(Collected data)
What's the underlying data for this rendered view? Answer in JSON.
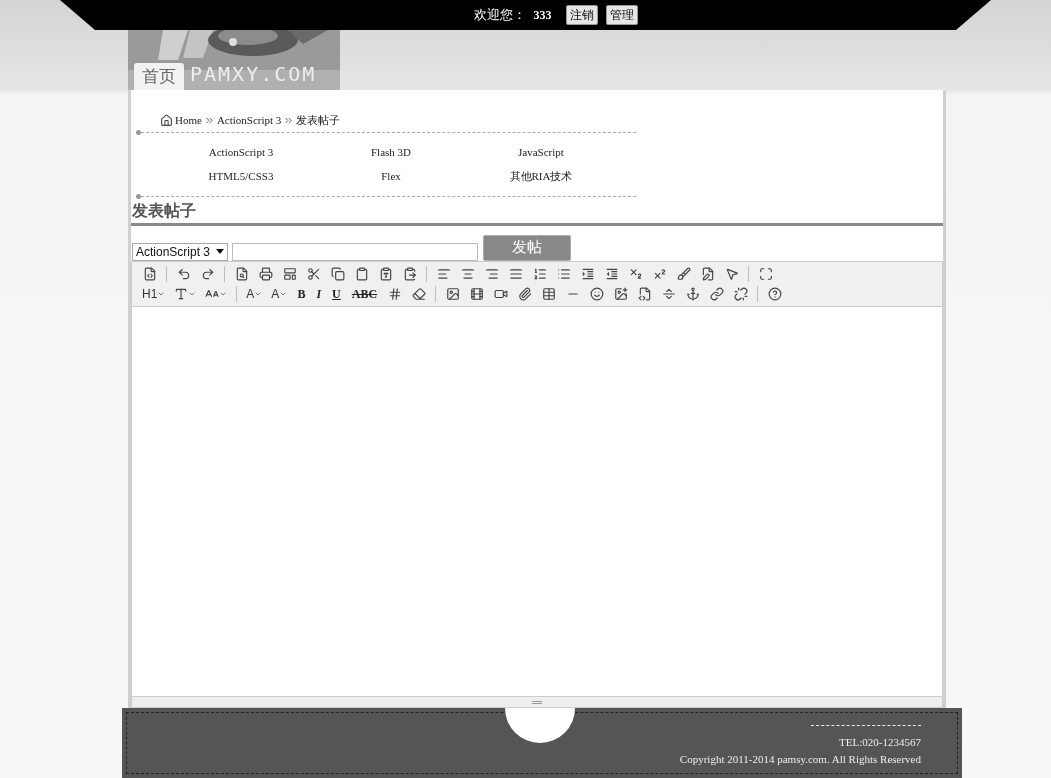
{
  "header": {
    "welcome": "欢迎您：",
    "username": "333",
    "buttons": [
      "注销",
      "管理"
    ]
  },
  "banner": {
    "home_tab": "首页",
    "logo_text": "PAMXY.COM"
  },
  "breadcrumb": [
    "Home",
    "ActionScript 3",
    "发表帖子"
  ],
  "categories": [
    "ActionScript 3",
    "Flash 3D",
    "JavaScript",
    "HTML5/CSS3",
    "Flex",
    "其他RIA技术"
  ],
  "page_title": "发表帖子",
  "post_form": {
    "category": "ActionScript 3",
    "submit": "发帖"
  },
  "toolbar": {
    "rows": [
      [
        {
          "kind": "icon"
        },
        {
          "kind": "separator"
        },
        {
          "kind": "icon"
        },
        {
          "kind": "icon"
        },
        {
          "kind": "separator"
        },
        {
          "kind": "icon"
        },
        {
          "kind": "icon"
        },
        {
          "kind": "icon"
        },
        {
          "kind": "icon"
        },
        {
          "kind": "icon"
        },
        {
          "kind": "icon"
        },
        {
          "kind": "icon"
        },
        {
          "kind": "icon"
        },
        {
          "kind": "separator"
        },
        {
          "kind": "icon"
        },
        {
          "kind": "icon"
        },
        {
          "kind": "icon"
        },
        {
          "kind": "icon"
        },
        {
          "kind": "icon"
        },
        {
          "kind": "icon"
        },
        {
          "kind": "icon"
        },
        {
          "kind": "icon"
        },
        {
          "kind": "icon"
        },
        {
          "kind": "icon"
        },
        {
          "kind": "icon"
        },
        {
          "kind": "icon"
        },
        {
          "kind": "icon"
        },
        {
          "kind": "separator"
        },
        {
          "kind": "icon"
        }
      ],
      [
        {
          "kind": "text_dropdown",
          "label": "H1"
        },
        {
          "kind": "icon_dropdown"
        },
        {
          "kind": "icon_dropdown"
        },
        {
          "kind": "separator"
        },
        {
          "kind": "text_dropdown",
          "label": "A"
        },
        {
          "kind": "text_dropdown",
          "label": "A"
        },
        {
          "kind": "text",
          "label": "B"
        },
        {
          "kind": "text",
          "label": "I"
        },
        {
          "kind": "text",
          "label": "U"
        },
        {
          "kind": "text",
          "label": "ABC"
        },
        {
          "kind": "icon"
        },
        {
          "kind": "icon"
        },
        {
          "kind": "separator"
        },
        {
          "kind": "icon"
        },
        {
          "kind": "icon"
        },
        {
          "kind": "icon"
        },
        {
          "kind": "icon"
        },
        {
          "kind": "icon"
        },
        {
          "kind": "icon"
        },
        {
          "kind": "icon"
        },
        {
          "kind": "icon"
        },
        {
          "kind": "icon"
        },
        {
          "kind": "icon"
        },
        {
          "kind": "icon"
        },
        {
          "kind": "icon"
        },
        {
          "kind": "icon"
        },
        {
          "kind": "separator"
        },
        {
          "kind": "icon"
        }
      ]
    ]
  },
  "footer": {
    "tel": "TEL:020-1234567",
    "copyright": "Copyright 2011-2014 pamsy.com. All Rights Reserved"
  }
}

...

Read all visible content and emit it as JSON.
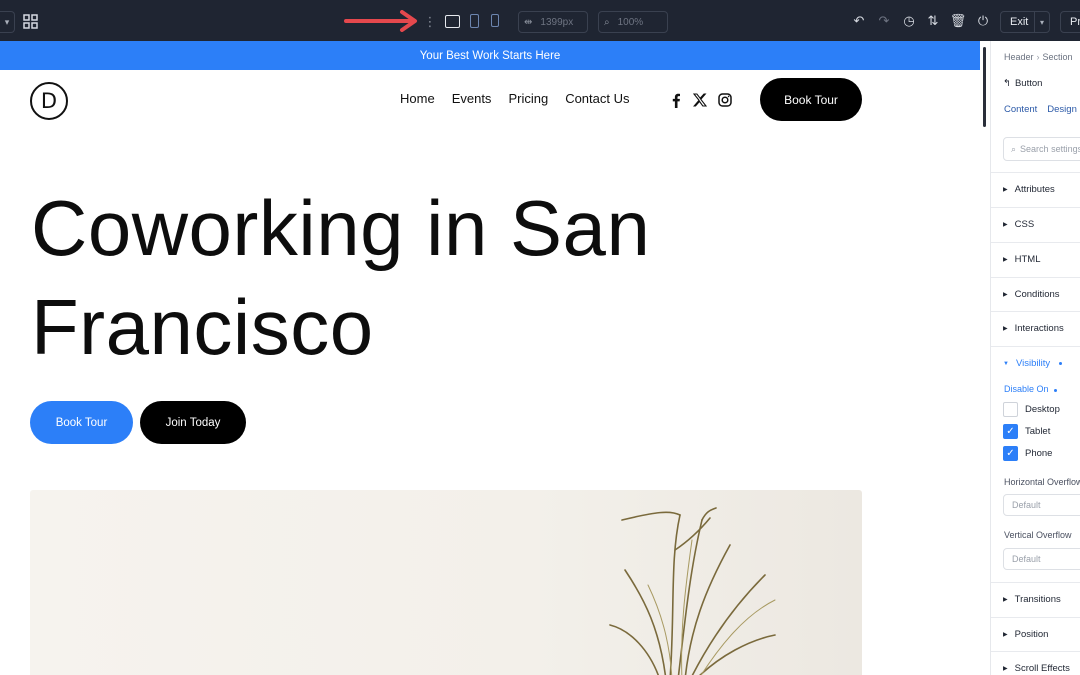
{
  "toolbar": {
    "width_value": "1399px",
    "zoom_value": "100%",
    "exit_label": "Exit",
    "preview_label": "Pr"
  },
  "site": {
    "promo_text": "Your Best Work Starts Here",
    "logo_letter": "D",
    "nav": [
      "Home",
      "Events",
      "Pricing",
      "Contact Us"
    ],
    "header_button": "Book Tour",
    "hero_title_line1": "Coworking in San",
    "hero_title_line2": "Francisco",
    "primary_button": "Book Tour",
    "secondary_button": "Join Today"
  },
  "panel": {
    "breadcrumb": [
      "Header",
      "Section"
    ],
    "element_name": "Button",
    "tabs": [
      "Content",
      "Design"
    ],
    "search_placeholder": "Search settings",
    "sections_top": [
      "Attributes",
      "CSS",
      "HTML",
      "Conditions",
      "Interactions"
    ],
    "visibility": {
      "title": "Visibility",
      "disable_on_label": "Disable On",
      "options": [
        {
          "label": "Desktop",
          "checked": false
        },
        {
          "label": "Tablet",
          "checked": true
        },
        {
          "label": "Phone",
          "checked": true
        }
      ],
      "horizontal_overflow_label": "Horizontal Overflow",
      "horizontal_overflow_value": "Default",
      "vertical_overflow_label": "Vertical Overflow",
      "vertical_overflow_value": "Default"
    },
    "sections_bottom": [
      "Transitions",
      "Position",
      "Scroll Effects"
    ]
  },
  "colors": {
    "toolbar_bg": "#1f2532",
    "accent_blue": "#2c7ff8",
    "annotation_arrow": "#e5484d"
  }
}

**Exercise instructions**. Return all lines with the word "Tour" in them.

**Reply**.
    "header_button": "Book Tour",
    "primary_button": "Book Tour",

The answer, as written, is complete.